#### Data shown:
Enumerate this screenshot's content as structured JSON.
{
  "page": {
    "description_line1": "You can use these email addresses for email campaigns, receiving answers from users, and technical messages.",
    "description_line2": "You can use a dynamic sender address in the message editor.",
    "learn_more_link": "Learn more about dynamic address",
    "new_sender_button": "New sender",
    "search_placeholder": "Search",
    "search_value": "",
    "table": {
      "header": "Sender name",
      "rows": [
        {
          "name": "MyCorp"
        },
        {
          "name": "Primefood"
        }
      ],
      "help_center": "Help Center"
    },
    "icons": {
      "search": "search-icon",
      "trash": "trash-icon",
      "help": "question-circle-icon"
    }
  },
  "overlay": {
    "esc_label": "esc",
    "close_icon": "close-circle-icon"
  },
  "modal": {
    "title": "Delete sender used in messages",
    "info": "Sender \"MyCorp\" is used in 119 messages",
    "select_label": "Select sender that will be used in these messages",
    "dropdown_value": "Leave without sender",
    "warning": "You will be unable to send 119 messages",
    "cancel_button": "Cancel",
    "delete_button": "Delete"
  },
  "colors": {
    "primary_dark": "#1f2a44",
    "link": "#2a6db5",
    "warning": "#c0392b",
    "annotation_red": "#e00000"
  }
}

#### Goal:
Your task is to quote all of the data word for word.

#### Solution to this exercise:
Enumerate this screenshot's content as structured JSON.
{
  "page": {
    "description_line1": "You can use these email addresses for email campaigns, receiving answers from users, and technical messages.",
    "description_line2": "You can use a dynamic sender address in the message editor.",
    "learn_more_link": "Learn more about dynamic address",
    "new_sender_button": "New sender",
    "search_placeholder": "Search",
    "search_value": "",
    "table": {
      "header": "Sender name",
      "rows": [
        {
          "name": "MyCorp"
        },
        {
          "name": "Primefood"
        }
      ],
      "help_center": "Help Center"
    },
    "icons": {
      "search": "search-icon",
      "trash": "trash-icon",
      "help": "question-circle-icon"
    }
  },
  "overlay": {
    "esc_label": "esc",
    "close_icon": "close-circle-icon"
  },
  "modal": {
    "title": "Delete sender used in messages",
    "info": "Sender \"MyCorp\" is used in 119 messages",
    "select_label": "Select sender that will be used in these messages",
    "dropdown_value": "Leave without sender",
    "warning": "You will be unable to send 119 messages",
    "cancel_button": "Cancel",
    "delete_button": "Delete"
  },
  "colors": {
    "primary_dark": "#1f2a44",
    "link": "#2a6db5",
    "warning": "#c0392b",
    "annotation_red": "#e00000"
  }
}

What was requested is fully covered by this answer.